* [MATERIALS PROVIDED]
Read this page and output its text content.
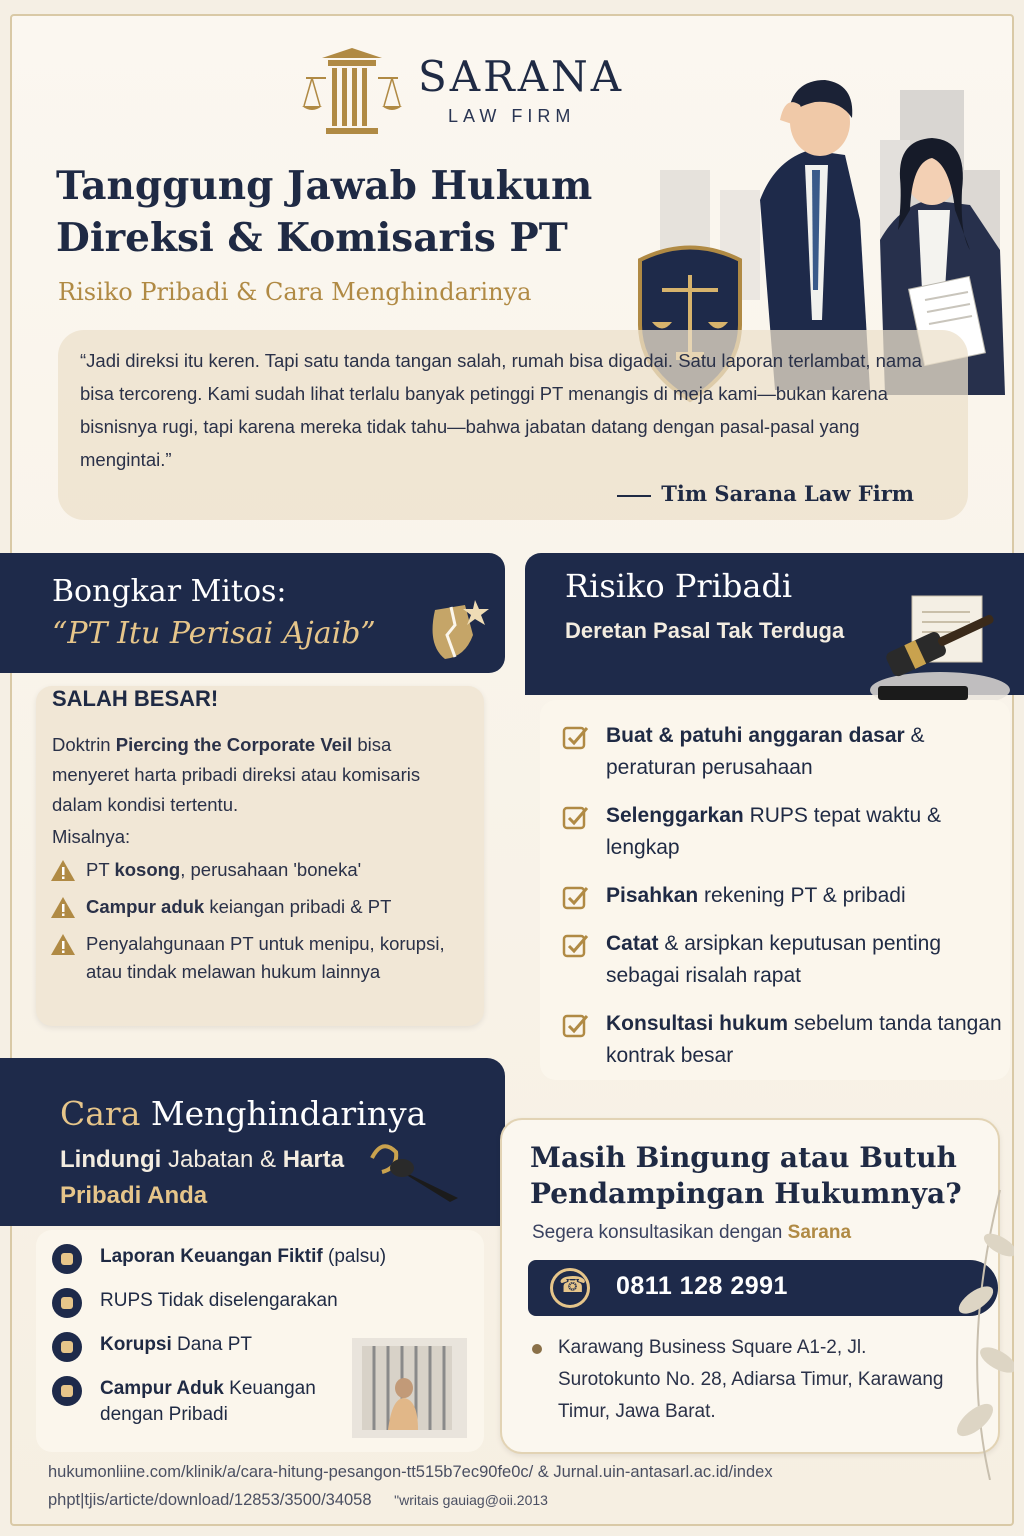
SARANA
LAW FIRM
Tanggung Jawab Hukum
Direksi & Komisaris PT
Risiko Pribadi & Cara Menghindarinya
“Jadi direksi itu keren. Tapi satu tanda tangan salah, rumah bisa digadai. Satu laporan terlambat, nama bisa tercoreng. Kami sudah lihat terlalu banyak petinggi PT menangis di meja kami—bukan karena bisnisnya rugi, tapi karena mereka tidak tahu—bahwa jabatan datang dengan pasal-pasal yang mengintai.”
Tim Sarana Law Firm
Bongkar Mitos:
“PT Itu Perisai Ajaib”
SALAH BESAR!
Doktrin Piercing the Corporate Veil bisa menyeret harta pribadi direksi atau komisaris dalam kondisi tertentu.
Misalnya:
PT kosong, perusahaan 'boneka'
Campur aduk keiangan pribadi & PT
Penyalahgunaan PT untuk menipu, korupsi, atau tindak melawan hukum lainnya
Risiko Pribadi
Deretan Pasal Tak Terduga
Buat & patuhi anggaran dasar & peraturan perusahaan
Selenggarkan RUPS tepat waktu & lengkap
Pisahkan rekening PT & pribadi
Catat & arsipkan keputusan penting sebagai risalah rapat
Konsultasi hukum sebelum tanda tangan kontrak besar
Cara Menghindarinya
Lindungi Jabatan & Harta Pribadi Anda
Laporan Keuangan Fiktif (palsu)
RUPS Tidak diselengarakan
Korupsi Dana PT
Campur Aduk Keuangan dengan Pribadi
Masih Bingung atau Butuh Pendampingan Hukumnya?
Segera konsultasikan dengan Sarana
☎
0811 128 2991
Karawang Business Square A1-2, Jl. Surotokunto No. 28, Adiarsa Timur, Karawang Timur, Jawa Barat.
hukumonliine.com/klinik/a/cara-hitung-pesangon-tt515b7ec90fe0c/ & Jurnal.uin-antasarl.ac.id/index phpt|tjis/articte/download/12853/3500/34058 "writais gauiag@oii.2013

* [AIM] All of the data needs repeating exactly, but the pictures do not.

* [ANSWER FOR THIS EXERCISE]
Read this page and output its text content.
SARANA
LAW FIRM
Tanggung Jawab Hukum
Direksi & Komisaris PT
Risiko Pribadi & Cara Menghindarinya
“Jadi direksi itu keren. Tapi satu tanda tangan salah, rumah bisa digadai. Satu laporan terlambat, nama bisa tercoreng. Kami sudah lihat terlalu banyak petinggi PT menangis di meja kami—bukan karena bisnisnya rugi, tapi karena mereka tidak tahu—bahwa jabatan datang dengan pasal-pasal yang mengintai.”
Tim Sarana Law Firm
Bongkar Mitos:
“PT Itu Perisai Ajaib”
SALAH BESAR!
Doktrin Piercing the Corporate Veil bisa menyeret harta pribadi direksi atau komisaris dalam kondisi tertentu.
Misalnya:
PT kosong, perusahaan 'boneka'
Campur aduk keiangan pribadi & PT
Penyalahgunaan PT untuk menipu, korupsi, atau tindak melawan hukum lainnya
Risiko Pribadi
Deretan Pasal Tak Terduga
Buat & patuhi anggaran dasar & peraturan perusahaan
Selenggarkan RUPS tepat waktu & lengkap
Pisahkan rekening PT & pribadi
Catat & arsipkan keputusan penting sebagai risalah rapat
Konsultasi hukum sebelum tanda tangan kontrak besar
Cara Menghindarinya
Lindungi Jabatan & Harta Pribadi Anda
Laporan Keuangan Fiktif (palsu)
RUPS Tidak diselengarakan
Korupsi Dana PT
Campur Aduk Keuangan dengan Pribadi
Masih Bingung atau Butuh Pendampingan Hukumnya?
Segera konsultasikan dengan Sarana
☎
0811 128 2991
Karawang Business Square A1-2, Jl. Surotokunto No. 28, Adiarsa Timur, Karawang Timur, Jawa Barat.
hukumonliine.com/klinik/a/cara-hitung-pesangon-tt515b7ec90fe0c/ & Jurnal.uin-antasarl.ac.id/index phpt|tjis/articte/download/12853/3500/34058 "writais gauiag@oii.2013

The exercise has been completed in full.